[Start DATA EXCERPTS]

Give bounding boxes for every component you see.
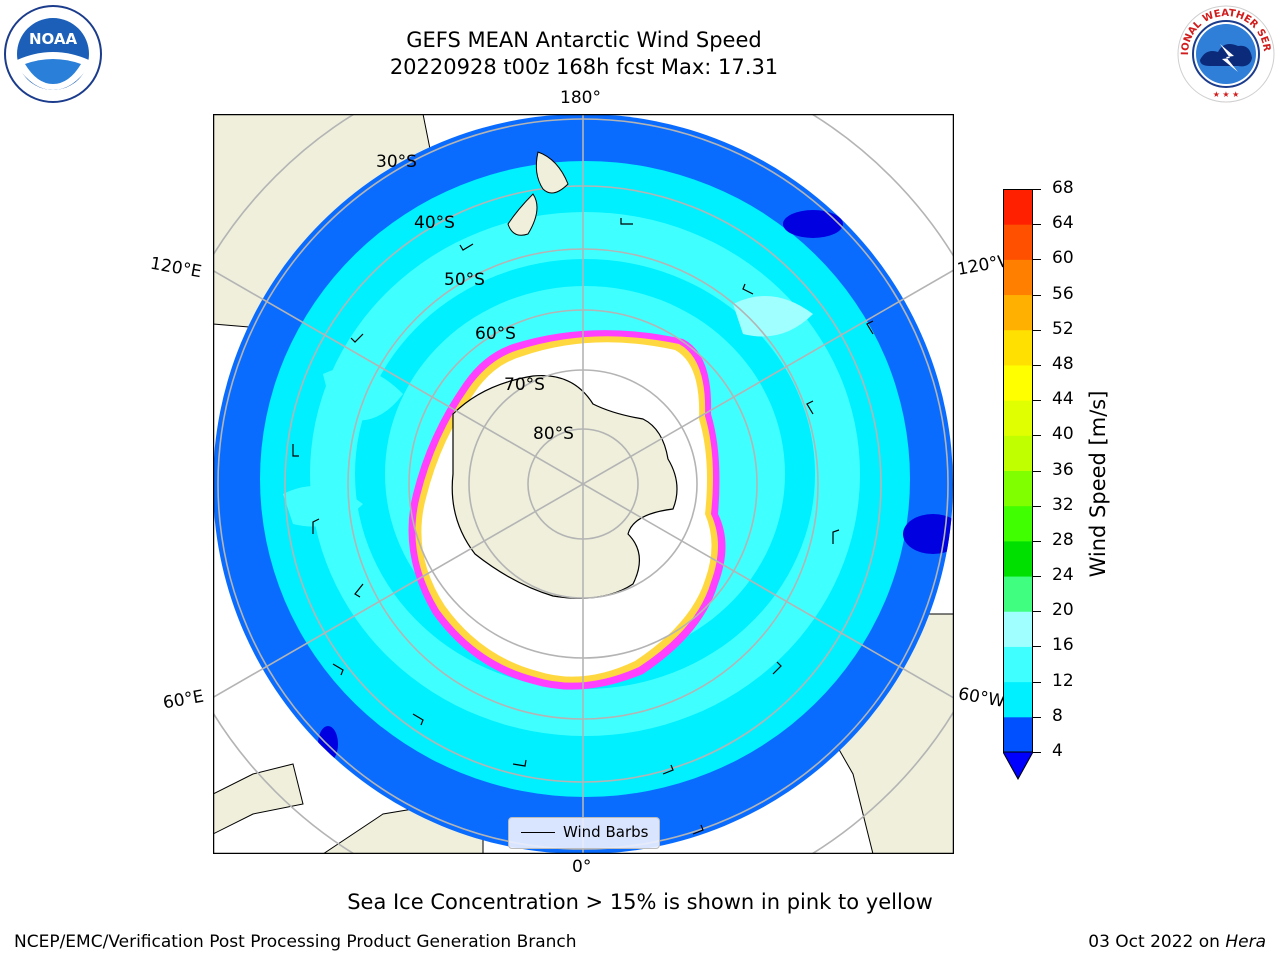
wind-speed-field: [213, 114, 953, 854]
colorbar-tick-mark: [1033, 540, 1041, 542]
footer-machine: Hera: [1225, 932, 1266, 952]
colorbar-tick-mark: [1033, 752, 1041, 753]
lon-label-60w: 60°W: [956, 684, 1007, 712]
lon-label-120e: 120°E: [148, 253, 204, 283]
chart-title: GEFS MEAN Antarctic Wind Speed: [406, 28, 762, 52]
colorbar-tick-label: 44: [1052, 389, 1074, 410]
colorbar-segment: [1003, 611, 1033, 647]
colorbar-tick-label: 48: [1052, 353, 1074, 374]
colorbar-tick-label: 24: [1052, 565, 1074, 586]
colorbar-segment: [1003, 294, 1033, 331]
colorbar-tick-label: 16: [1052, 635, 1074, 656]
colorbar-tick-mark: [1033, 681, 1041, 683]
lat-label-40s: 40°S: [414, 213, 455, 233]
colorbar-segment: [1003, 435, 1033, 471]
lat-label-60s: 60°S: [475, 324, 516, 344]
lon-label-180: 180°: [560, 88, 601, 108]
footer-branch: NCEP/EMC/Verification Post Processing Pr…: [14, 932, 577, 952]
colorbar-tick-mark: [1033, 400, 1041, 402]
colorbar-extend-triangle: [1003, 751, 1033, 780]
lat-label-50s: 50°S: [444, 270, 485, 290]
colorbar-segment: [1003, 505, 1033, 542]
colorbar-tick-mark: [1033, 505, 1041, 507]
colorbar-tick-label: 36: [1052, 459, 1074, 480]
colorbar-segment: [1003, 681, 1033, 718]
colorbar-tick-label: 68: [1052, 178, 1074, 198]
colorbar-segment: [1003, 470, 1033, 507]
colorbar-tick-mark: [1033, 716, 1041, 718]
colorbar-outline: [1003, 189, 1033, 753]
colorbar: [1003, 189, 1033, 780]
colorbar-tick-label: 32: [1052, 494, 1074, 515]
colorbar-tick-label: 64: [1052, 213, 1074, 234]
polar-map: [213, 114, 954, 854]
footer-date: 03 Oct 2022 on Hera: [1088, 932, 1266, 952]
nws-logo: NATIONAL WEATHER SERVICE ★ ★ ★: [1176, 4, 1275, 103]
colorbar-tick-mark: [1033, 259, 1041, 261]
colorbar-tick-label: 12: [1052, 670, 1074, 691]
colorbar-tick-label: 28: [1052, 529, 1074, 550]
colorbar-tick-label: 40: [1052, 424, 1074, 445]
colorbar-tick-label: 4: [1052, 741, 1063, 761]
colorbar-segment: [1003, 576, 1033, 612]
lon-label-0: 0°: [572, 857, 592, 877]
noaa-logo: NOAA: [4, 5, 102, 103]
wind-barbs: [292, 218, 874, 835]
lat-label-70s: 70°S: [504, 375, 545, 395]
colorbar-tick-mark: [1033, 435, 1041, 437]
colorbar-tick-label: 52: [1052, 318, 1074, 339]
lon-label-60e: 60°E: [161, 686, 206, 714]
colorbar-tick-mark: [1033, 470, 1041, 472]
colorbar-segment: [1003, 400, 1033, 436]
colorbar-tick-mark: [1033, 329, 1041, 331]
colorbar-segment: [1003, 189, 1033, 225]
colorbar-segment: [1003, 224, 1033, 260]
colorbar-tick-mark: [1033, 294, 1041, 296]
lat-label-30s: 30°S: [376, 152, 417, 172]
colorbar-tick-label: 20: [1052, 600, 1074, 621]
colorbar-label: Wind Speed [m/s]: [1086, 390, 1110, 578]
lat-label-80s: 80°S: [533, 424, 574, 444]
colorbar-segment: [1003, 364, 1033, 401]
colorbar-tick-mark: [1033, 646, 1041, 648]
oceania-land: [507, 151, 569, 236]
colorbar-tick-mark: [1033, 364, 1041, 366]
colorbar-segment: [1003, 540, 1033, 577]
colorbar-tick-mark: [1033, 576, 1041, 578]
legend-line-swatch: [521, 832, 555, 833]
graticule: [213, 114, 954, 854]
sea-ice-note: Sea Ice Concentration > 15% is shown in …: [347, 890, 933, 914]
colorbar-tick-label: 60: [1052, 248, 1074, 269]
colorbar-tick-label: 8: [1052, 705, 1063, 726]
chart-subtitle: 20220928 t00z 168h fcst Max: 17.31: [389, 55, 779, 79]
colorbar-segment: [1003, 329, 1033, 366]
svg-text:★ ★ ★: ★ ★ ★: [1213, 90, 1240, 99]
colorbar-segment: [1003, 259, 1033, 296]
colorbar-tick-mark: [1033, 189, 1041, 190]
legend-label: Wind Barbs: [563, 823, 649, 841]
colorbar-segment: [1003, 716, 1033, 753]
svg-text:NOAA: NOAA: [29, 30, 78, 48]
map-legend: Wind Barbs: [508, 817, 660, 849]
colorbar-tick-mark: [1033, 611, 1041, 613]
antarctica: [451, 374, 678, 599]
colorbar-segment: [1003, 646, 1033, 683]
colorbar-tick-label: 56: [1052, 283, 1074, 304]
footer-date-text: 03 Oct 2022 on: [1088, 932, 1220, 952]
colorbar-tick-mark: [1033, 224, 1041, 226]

[End DATA EXCERPTS]
[Start DATA EXCERPTS]

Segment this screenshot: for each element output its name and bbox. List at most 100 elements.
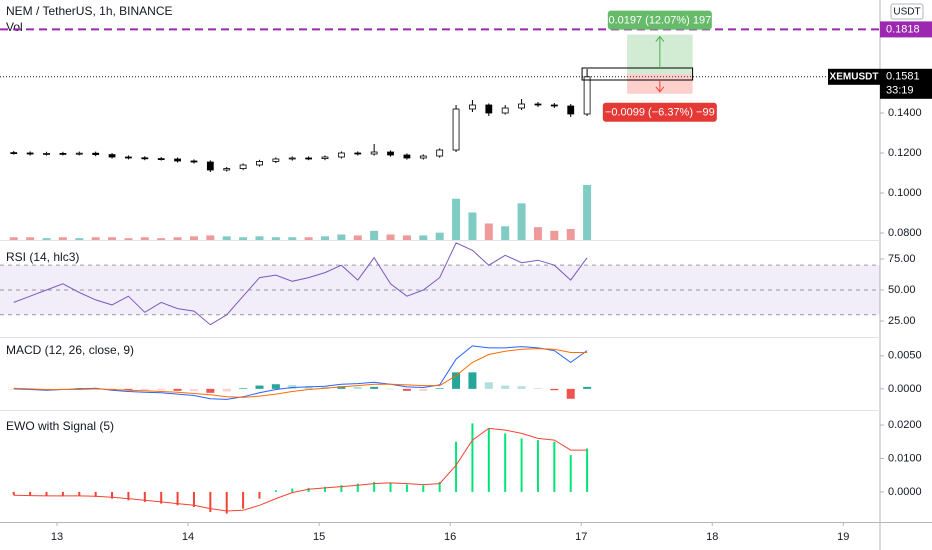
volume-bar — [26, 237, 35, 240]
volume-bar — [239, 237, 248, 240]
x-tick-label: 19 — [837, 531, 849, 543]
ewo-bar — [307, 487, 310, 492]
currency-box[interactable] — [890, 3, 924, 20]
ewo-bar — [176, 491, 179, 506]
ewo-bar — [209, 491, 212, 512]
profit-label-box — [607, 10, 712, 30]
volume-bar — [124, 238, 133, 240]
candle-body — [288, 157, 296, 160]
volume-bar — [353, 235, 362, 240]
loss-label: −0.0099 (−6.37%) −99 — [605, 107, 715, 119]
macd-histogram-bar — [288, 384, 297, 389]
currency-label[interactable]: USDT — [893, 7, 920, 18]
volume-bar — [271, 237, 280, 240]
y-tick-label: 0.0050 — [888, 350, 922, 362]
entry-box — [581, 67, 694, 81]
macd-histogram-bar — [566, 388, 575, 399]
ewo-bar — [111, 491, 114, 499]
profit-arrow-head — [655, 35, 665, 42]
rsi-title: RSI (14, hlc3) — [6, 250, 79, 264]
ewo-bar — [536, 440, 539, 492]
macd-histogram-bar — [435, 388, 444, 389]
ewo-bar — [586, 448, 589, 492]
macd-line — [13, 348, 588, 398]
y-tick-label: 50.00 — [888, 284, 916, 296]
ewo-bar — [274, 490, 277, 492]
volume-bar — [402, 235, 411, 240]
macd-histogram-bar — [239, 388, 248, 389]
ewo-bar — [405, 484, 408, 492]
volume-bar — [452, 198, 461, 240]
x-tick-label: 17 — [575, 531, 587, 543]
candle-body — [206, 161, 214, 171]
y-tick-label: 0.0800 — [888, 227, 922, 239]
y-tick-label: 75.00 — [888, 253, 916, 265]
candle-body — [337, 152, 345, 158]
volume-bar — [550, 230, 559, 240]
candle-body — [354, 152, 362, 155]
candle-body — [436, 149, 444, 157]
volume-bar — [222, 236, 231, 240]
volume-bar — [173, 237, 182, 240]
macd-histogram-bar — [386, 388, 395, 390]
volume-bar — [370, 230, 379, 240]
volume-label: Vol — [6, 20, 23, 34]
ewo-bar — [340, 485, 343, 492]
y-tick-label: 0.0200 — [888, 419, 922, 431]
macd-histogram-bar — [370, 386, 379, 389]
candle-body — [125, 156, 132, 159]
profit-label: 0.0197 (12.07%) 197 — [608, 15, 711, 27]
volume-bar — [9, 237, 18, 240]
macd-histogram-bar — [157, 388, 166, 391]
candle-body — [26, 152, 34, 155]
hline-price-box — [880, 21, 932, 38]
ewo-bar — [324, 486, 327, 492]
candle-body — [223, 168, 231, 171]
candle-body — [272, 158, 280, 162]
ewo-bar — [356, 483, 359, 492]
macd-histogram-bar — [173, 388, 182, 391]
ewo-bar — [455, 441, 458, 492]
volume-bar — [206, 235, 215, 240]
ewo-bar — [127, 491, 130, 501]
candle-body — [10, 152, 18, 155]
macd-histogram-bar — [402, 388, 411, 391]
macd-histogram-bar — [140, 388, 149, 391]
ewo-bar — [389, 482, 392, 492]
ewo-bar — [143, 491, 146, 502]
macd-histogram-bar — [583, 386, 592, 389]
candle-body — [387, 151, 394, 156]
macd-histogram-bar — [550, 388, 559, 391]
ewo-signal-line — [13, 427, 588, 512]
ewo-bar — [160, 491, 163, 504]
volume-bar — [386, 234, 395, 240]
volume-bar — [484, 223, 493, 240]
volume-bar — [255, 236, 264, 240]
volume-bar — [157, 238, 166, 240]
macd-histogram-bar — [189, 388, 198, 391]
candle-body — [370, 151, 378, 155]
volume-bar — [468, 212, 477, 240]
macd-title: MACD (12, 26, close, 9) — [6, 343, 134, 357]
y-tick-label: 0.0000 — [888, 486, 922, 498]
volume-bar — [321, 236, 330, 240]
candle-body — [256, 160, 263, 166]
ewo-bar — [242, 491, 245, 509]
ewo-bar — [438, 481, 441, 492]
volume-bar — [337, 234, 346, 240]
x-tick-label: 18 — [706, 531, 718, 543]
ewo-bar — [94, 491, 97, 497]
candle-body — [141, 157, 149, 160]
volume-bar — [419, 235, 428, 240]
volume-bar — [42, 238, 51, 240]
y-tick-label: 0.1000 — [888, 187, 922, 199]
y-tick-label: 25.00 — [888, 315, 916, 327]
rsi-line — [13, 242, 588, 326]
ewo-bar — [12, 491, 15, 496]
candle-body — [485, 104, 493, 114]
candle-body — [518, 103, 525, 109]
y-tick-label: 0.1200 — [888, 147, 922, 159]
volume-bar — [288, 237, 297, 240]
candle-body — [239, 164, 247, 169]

[End DATA EXCERPTS]

__SHORT EXERCISE__.
Copy out, character for character, the lines from the one containing "volume-bar — [26, 237, 35, 240]" through the one containing "volume-bar — [353, 235, 362, 240]", including both of those lines.

__WRITTEN SOLUTION__.
volume-bar — [26, 237, 35, 240]
volume-bar — [239, 237, 248, 240]
x-tick-label: 19 — [837, 531, 849, 543]
ewo-bar — [307, 487, 310, 492]
currency-box[interactable] — [890, 3, 924, 20]
ewo-bar — [176, 491, 179, 506]
ewo-bar — [209, 491, 212, 512]
profit-label-box — [607, 10, 712, 30]
volume-bar — [124, 238, 133, 240]
candle-body — [288, 157, 296, 160]
volume-bar — [353, 235, 362, 240]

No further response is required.